======== MATERIAL FOR THIS TASK

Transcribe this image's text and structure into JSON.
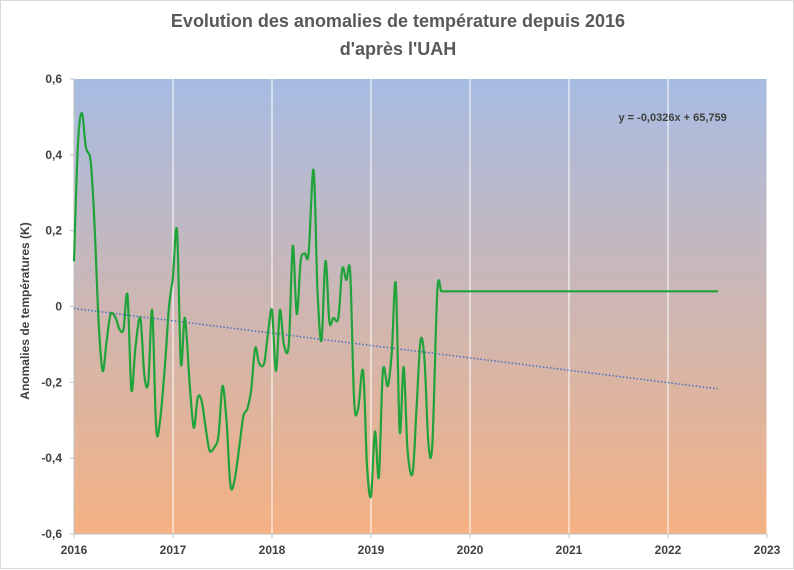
{
  "chart_data": {
    "type": "line",
    "title_line1": "Evolution  des anomalies  de  température  depuis  2016",
    "title_line2": "d'après  l'UAH",
    "xlabel": "",
    "ylabel": "Anomalies de températures (K)",
    "xlim": [
      2016,
      2023
    ],
    "ylim": [
      -0.6,
      0.6
    ],
    "xticks": [
      2016,
      2017,
      2018,
      2019,
      2020,
      2021,
      2022,
      2023
    ],
    "yticks": [
      -0.6,
      -0.4,
      -0.2,
      0,
      0.2,
      0.4,
      0.6
    ],
    "xtick_labels": [
      "2016",
      "2017",
      "2018",
      "2019",
      "2020",
      "2021",
      "2022",
      "2023"
    ],
    "ytick_labels": [
      "-0,6",
      "-0,4",
      "-0,2",
      "0",
      "0,2",
      "0,4",
      "0,6"
    ],
    "grid": "vertical",
    "background_gradient": {
      "top": "#a7bce3",
      "bottom": "#f4b183"
    },
    "series": [
      {
        "color": "#1fa33a",
        "x": [
          2016.0,
          2016.04,
          2016.08,
          2016.12,
          2016.17,
          2016.21,
          2016.25,
          2016.29,
          2016.33,
          2016.37,
          2016.42,
          2016.46,
          2016.5,
          2016.54,
          2016.58,
          2016.62,
          2016.67,
          2016.71,
          2016.75,
          2016.79,
          2016.83,
          2016.87,
          2016.92,
          2016.96,
          2017.0,
          2017.04,
          2017.08,
          2017.12,
          2017.17,
          2017.21,
          2017.25,
          2017.29,
          2017.33,
          2017.37,
          2017.42,
          2017.46,
          2017.5,
          2017.54,
          2017.58,
          2017.62,
          2017.67,
          2017.71,
          2017.75,
          2017.79,
          2017.83,
          2017.87,
          2017.92,
          2017.96,
          2018.0,
          2018.04,
          2018.08,
          2018.12,
          2018.17,
          2018.21,
          2018.25,
          2018.29,
          2018.33,
          2018.37,
          2018.42,
          2018.46,
          2018.5,
          2018.54,
          2018.58,
          2018.62,
          2018.67,
          2018.71,
          2018.75,
          2018.79,
          2018.83,
          2018.87,
          2018.92,
          2018.96,
          2019.0,
          2019.04,
          2019.08,
          2019.12,
          2019.17,
          2019.21,
          2019.25,
          2019.29,
          2019.33,
          2019.37,
          2019.42,
          2019.46,
          2019.5,
          2019.54,
          2019.58,
          2019.62,
          2019.67,
          2019.71,
          2019.75,
          2019.79,
          2019.83,
          2019.87,
          2019.92,
          2019.96,
          2020.0,
          2020.04,
          2020.08,
          2020.12,
          2020.17,
          2020.21,
          2020.25,
          2020.29,
          2020.33,
          2020.37,
          2020.42,
          2020.46,
          2020.5,
          2020.54,
          2020.58,
          2020.62,
          2020.67,
          2020.71,
          2020.75,
          2020.79,
          2020.83,
          2020.87,
          2020.92,
          2020.96,
          2021.0,
          2021.04,
          2021.08,
          2021.12,
          2021.17,
          2021.21,
          2021.25,
          2021.29,
          2021.33,
          2021.37,
          2021.42,
          2021.46,
          2021.5,
          2021.54,
          2021.58,
          2021.62,
          2021.67,
          2021.71,
          2021.75,
          2021.79,
          2021.83,
          2021.87,
          2021.92,
          2021.96,
          2022.0,
          2022.04,
          2022.08,
          2022.12,
          2022.17,
          2022.21,
          2022.25,
          2022.29,
          2022.33,
          2022.37,
          2022.42,
          2022.46,
          2022.5
        ],
        "values": [
          0.12,
          0.43,
          0.51,
          0.42,
          0.38,
          0.2,
          -0.05,
          -0.17,
          -0.09,
          -0.02,
          -0.03,
          -0.06,
          -0.06,
          0.03,
          -0.22,
          -0.11,
          -0.03,
          -0.18,
          -0.2,
          -0.01,
          -0.32,
          -0.3,
          -0.15,
          0.0,
          0.08,
          0.2,
          -0.15,
          -0.03,
          -0.21,
          -0.32,
          -0.24,
          -0.25,
          -0.32,
          -0.38,
          -0.37,
          -0.34,
          -0.21,
          -0.3,
          -0.47,
          -0.46,
          -0.37,
          -0.29,
          -0.27,
          -0.22,
          -0.11,
          -0.15,
          -0.15,
          -0.07,
          -0.01,
          -0.17,
          -0.01,
          -0.1,
          -0.1,
          0.16,
          -0.02,
          0.12,
          0.14,
          0.14,
          0.36,
          0.04,
          -0.09,
          0.12,
          -0.04,
          -0.03,
          -0.03,
          0.1,
          0.07,
          0.09,
          -0.25,
          -0.27,
          -0.17,
          -0.42,
          -0.5,
          -0.33,
          -0.45,
          -0.17,
          -0.21,
          -0.12,
          0.06,
          -0.33,
          -0.16,
          -0.38,
          -0.44,
          -0.27,
          -0.09,
          -0.14,
          -0.36,
          -0.36,
          0.04,
          0.04,
          0.04,
          0.04,
          0.04,
          0.04,
          0.04,
          0.04,
          0.04,
          0.04,
          0.04,
          0.04,
          0.04,
          0.04,
          0.04,
          0.04,
          0.04,
          0.04,
          0.04,
          0.04,
          0.04,
          0.04,
          0.04,
          0.04,
          0.04,
          0.04,
          0.04,
          0.04,
          0.04,
          0.04,
          0.04,
          0.04,
          0.04,
          0.04,
          0.04,
          0.04,
          0.04,
          0.04,
          0.04,
          0.04,
          0.04,
          0.04,
          0.04,
          0.04,
          0.04,
          0.04,
          0.04,
          0.04,
          0.04,
          0.04,
          0.04,
          0.04,
          0.04,
          0.04,
          0.04,
          0.04,
          0.04,
          0.04,
          0.04,
          0.04,
          0.04,
          0.04,
          0.04,
          0.04,
          0.04,
          0.04,
          0.04,
          0.04,
          0.04
        ]
      }
    ],
    "trendline": {
      "color": "#4472c4",
      "equation": "y = -0,0326x + 65,759",
      "x": [
        2016.0,
        2022.5
      ],
      "values": [
        -0.005,
        -0.217
      ]
    }
  }
}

================

• [STATED EXERCISE]:
Repeat the records in full, exactly as they appear, without the pictures.

• [OUTPUT BELOW]:
Transcribe this image's text and structure into JSON.
{
  "chart_data": {
    "type": "line",
    "title_line1": "Evolution  des anomalies  de  température  depuis  2016",
    "title_line2": "d'après  l'UAH",
    "xlabel": "",
    "ylabel": "Anomalies de températures (K)",
    "xlim": [
      2016,
      2023
    ],
    "ylim": [
      -0.6,
      0.6
    ],
    "xticks": [
      2016,
      2017,
      2018,
      2019,
      2020,
      2021,
      2022,
      2023
    ],
    "yticks": [
      -0.6,
      -0.4,
      -0.2,
      0,
      0.2,
      0.4,
      0.6
    ],
    "xtick_labels": [
      "2016",
      "2017",
      "2018",
      "2019",
      "2020",
      "2021",
      "2022",
      "2023"
    ],
    "ytick_labels": [
      "-0,6",
      "-0,4",
      "-0,2",
      "0",
      "0,2",
      "0,4",
      "0,6"
    ],
    "grid": "vertical",
    "background_gradient": {
      "top": "#a7bce3",
      "bottom": "#f4b183"
    },
    "series": [
      {
        "color": "#1fa33a",
        "x": [
          2016.0,
          2016.04,
          2016.08,
          2016.12,
          2016.17,
          2016.21,
          2016.25,
          2016.29,
          2016.33,
          2016.37,
          2016.42,
          2016.46,
          2016.5,
          2016.54,
          2016.58,
          2016.62,
          2016.67,
          2016.71,
          2016.75,
          2016.79,
          2016.83,
          2016.87,
          2016.92,
          2016.96,
          2017.0,
          2017.04,
          2017.08,
          2017.12,
          2017.17,
          2017.21,
          2017.25,
          2017.29,
          2017.33,
          2017.37,
          2017.42,
          2017.46,
          2017.5,
          2017.54,
          2017.58,
          2017.62,
          2017.67,
          2017.71,
          2017.75,
          2017.79,
          2017.83,
          2017.87,
          2017.92,
          2017.96,
          2018.0,
          2018.04,
          2018.08,
          2018.12,
          2018.17,
          2018.21,
          2018.25,
          2018.29,
          2018.33,
          2018.37,
          2018.42,
          2018.46,
          2018.5,
          2018.54,
          2018.58,
          2018.62,
          2018.67,
          2018.71,
          2018.75,
          2018.79,
          2018.83,
          2018.87,
          2018.92,
          2018.96,
          2019.0,
          2019.04,
          2019.08,
          2019.12,
          2019.17,
          2019.21,
          2019.25,
          2019.29,
          2019.33,
          2019.37,
          2019.42,
          2019.46,
          2019.5,
          2019.54,
          2019.58,
          2019.62,
          2019.67,
          2019.71,
          2019.75,
          2019.79,
          2019.83,
          2019.87,
          2019.92,
          2019.96,
          2020.0,
          2020.04,
          2020.08,
          2020.12,
          2020.17,
          2020.21,
          2020.25,
          2020.29,
          2020.33,
          2020.37,
          2020.42,
          2020.46,
          2020.5,
          2020.54,
          2020.58,
          2020.62,
          2020.67,
          2020.71,
          2020.75,
          2020.79,
          2020.83,
          2020.87,
          2020.92,
          2020.96,
          2021.0,
          2021.04,
          2021.08,
          2021.12,
          2021.17,
          2021.21,
          2021.25,
          2021.29,
          2021.33,
          2021.37,
          2021.42,
          2021.46,
          2021.5,
          2021.54,
          2021.58,
          2021.62,
          2021.67,
          2021.71,
          2021.75,
          2021.79,
          2021.83,
          2021.87,
          2021.92,
          2021.96,
          2022.0,
          2022.04,
          2022.08,
          2022.12,
          2022.17,
          2022.21,
          2022.25,
          2022.29,
          2022.33,
          2022.37,
          2022.42,
          2022.46,
          2022.5
        ],
        "values": [
          0.12,
          0.43,
          0.51,
          0.42,
          0.38,
          0.2,
          -0.05,
          -0.17,
          -0.09,
          -0.02,
          -0.03,
          -0.06,
          -0.06,
          0.03,
          -0.22,
          -0.11,
          -0.03,
          -0.18,
          -0.2,
          -0.01,
          -0.32,
          -0.3,
          -0.15,
          0.0,
          0.08,
          0.2,
          -0.15,
          -0.03,
          -0.21,
          -0.32,
          -0.24,
          -0.25,
          -0.32,
          -0.38,
          -0.37,
          -0.34,
          -0.21,
          -0.3,
          -0.47,
          -0.46,
          -0.37,
          -0.29,
          -0.27,
          -0.22,
          -0.11,
          -0.15,
          -0.15,
          -0.07,
          -0.01,
          -0.17,
          -0.01,
          -0.1,
          -0.1,
          0.16,
          -0.02,
          0.12,
          0.14,
          0.14,
          0.36,
          0.04,
          -0.09,
          0.12,
          -0.04,
          -0.03,
          -0.03,
          0.1,
          0.07,
          0.09,
          -0.25,
          -0.27,
          -0.17,
          -0.42,
          -0.5,
          -0.33,
          -0.45,
          -0.17,
          -0.21,
          -0.12,
          0.06,
          -0.33,
          -0.16,
          -0.38,
          -0.44,
          -0.27,
          -0.09,
          -0.14,
          -0.36,
          -0.36,
          0.04,
          0.04,
          0.04,
          0.04,
          0.04,
          0.04,
          0.04,
          0.04,
          0.04,
          0.04,
          0.04,
          0.04,
          0.04,
          0.04,
          0.04,
          0.04,
          0.04,
          0.04,
          0.04,
          0.04,
          0.04,
          0.04,
          0.04,
          0.04,
          0.04,
          0.04,
          0.04,
          0.04,
          0.04,
          0.04,
          0.04,
          0.04,
          0.04,
          0.04,
          0.04,
          0.04,
          0.04,
          0.04,
          0.04,
          0.04,
          0.04,
          0.04,
          0.04,
          0.04,
          0.04,
          0.04,
          0.04,
          0.04,
          0.04,
          0.04,
          0.04,
          0.04,
          0.04,
          0.04,
          0.04,
          0.04,
          0.04,
          0.04,
          0.04,
          0.04,
          0.04,
          0.04,
          0.04,
          0.04,
          0.04,
          0.04,
          0.04,
          0.04,
          0.04
        ]
      }
    ],
    "trendline": {
      "color": "#4472c4",
      "equation": "y = -0,0326x + 65,759",
      "x": [
        2016.0,
        2022.5
      ],
      "values": [
        -0.005,
        -0.217
      ]
    }
  }
}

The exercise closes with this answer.